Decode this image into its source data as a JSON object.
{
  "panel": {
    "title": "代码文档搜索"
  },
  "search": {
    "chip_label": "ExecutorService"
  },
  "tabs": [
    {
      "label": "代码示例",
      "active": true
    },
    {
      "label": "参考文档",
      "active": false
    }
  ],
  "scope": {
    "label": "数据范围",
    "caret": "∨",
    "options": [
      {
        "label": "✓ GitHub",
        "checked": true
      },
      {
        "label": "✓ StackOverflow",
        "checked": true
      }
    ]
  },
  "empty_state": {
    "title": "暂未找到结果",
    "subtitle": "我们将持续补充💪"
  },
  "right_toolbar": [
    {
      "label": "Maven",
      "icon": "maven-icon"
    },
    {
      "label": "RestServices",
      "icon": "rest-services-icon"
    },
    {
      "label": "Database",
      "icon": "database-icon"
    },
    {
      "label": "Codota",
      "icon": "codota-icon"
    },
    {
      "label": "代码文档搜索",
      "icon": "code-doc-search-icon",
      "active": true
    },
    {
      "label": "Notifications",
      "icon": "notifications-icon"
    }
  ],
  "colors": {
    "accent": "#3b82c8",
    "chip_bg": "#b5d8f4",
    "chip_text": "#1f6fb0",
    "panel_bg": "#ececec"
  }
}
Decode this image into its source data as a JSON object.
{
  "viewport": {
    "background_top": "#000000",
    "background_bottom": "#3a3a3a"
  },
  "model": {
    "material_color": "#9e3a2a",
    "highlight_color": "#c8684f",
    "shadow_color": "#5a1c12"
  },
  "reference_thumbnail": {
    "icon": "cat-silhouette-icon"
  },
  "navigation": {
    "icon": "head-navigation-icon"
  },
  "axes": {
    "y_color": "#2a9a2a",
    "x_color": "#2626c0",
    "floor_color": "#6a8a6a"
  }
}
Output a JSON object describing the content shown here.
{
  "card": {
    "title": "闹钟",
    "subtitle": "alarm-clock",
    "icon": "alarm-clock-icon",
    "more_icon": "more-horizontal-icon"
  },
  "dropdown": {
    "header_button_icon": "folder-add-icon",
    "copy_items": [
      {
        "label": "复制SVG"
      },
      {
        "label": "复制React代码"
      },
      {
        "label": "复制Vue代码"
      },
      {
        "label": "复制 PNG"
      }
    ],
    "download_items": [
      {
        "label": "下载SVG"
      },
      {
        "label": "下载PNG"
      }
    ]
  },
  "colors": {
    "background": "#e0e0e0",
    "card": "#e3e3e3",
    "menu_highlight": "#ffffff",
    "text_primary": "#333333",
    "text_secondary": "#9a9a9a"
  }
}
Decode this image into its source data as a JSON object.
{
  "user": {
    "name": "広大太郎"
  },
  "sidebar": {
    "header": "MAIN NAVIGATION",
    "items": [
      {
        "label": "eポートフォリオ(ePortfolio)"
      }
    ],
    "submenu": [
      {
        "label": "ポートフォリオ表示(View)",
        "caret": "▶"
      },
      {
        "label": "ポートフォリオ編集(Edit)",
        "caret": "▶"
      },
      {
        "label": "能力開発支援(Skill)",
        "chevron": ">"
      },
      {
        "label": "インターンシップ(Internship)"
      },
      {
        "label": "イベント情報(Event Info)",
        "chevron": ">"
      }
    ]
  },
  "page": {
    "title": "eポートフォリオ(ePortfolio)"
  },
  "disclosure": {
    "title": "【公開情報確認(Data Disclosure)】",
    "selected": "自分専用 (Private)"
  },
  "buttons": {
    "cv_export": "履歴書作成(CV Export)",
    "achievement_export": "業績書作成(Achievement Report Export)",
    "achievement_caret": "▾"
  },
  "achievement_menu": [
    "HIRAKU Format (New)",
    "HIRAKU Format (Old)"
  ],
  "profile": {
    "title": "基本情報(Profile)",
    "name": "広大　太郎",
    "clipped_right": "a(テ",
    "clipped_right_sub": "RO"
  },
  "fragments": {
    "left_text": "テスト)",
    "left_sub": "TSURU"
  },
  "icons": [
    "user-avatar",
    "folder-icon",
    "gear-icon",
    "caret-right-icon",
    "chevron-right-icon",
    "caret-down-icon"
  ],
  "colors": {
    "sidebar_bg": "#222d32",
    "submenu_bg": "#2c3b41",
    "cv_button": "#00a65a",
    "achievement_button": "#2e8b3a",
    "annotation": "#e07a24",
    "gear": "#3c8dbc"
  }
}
== == ==
Work to be completed: Type the whole listing again, unaltered.

Solved exercise:
Decode this image into its source data as a JSON object.
{
  "panel": {
    "title": "代码文档搜索"
  },
  "search": {
    "chip_label": "ExecutorService"
  },
  "tabs": [
    {
      "label": "代码示例",
      "active": true
    },
    {
      "label": "参考文档",
      "active": false
    }
  ],
  "scope": {
    "label": "数据范围",
    "caret": "∨",
    "options": [
      {
        "label": "✓ GitHub",
        "checked": true
      },
      {
        "label": "✓ StackOverflow",
        "checked": true
      }
    ]
  },
  "empty_state": {
    "title": "暂未找到结果",
    "subtitle": "我们将持续补充💪"
  },
  "right_toolbar": [
    {
      "label": "Maven",
      "icon": "maven-icon"
    },
    {
      "label": "RestServices",
      "icon": "rest-services-icon"
    },
    {
      "label": "Database",
      "icon": "database-icon"
    },
    {
      "label": "Codota",
      "icon": "codota-icon"
    },
    {
      "label": "代码文档搜索",
      "icon": "code-doc-search-icon",
      "active": true
    },
    {
      "label": "Notifications",
      "icon": "notifications-icon"
    }
  ],
  "colors": {
    "accent": "#3b82c8",
    "chip_bg": "#b5d8f4",
    "chip_text": "#1f6fb0",
    "panel_bg": "#ececec"
  }
}
Decode this image into its source data as a JSON object.
{
  "viewport": {
    "background_top": "#000000",
    "background_bottom": "#3a3a3a"
  },
  "model": {
    "material_color": "#9e3a2a",
    "highlight_color": "#c8684f",
    "shadow_color": "#5a1c12"
  },
  "reference_thumbnail": {
    "icon": "cat-silhouette-icon"
  },
  "navigation": {
    "icon": "head-navigation-icon"
  },
  "axes": {
    "y_color": "#2a9a2a",
    "x_color": "#2626c0",
    "floor_color": "#6a8a6a"
  }
}
Output a JSON object describing the content shown here.
{
  "card": {
    "title": "闹钟",
    "subtitle": "alarm-clock",
    "icon": "alarm-clock-icon",
    "more_icon": "more-horizontal-icon"
  },
  "dropdown": {
    "header_button_icon": "folder-add-icon",
    "copy_items": [
      {
        "label": "复制SVG"
      },
      {
        "label": "复制React代码"
      },
      {
        "label": "复制Vue代码"
      },
      {
        "label": "复制 PNG"
      }
    ],
    "download_items": [
      {
        "label": "下载SVG"
      },
      {
        "label": "下载PNG"
      }
    ]
  },
  "colors": {
    "background": "#e0e0e0",
    "card": "#e3e3e3",
    "menu_highlight": "#ffffff",
    "text_primary": "#333333",
    "text_secondary": "#9a9a9a"
  }
}
Decode this image into its source data as a JSON object.
{
  "user": {
    "name": "広大太郎"
  },
  "sidebar": {
    "header": "MAIN NAVIGATION",
    "items": [
      {
        "label": "eポートフォリオ(ePortfolio)"
      }
    ],
    "submenu": [
      {
        "label": "ポートフォリオ表示(View)",
        "caret": "▶"
      },
      {
        "label": "ポートフォリオ編集(Edit)",
        "caret": "▶"
      },
      {
        "label": "能力開発支援(Skill)",
        "chevron": ">"
      },
      {
        "label": "インターンシップ(Internship)"
      },
      {
        "label": "イベント情報(Event Info)",
        "chevron": ">"
      }
    ]
  },
  "page": {
    "title": "eポートフォリオ(ePortfolio)"
  },
  "disclosure": {
    "title": "【公開情報確認(Data Disclosure)】",
    "selected": "自分専用 (Private)"
  },
  "buttons": {
    "cv_export": "履歴書作成(CV Export)",
    "achievement_export": "業績書作成(Achievement Report Export)",
    "achievement_caret": "▾"
  },
  "achievement_menu": [
    "HIRAKU Format (New)",
    "HIRAKU Format (Old)"
  ],
  "profile": {
    "title": "基本情報(Profile)",
    "name": "広大　太郎",
    "clipped_right": "a(テ",
    "clipped_right_sub": "RO"
  },
  "fragments": {
    "left_text": "テスト)",
    "left_sub": "TSURU"
  },
  "icons": [
    "user-avatar",
    "folder-icon",
    "gear-icon",
    "caret-right-icon",
    "chevron-right-icon",
    "caret-down-icon"
  ],
  "colors": {
    "sidebar_bg": "#222d32",
    "submenu_bg": "#2c3b41",
    "cv_button": "#00a65a",
    "achievement_button": "#2e8b3a",
    "annotation": "#e07a24",
    "gear": "#3c8dbc"
  }
}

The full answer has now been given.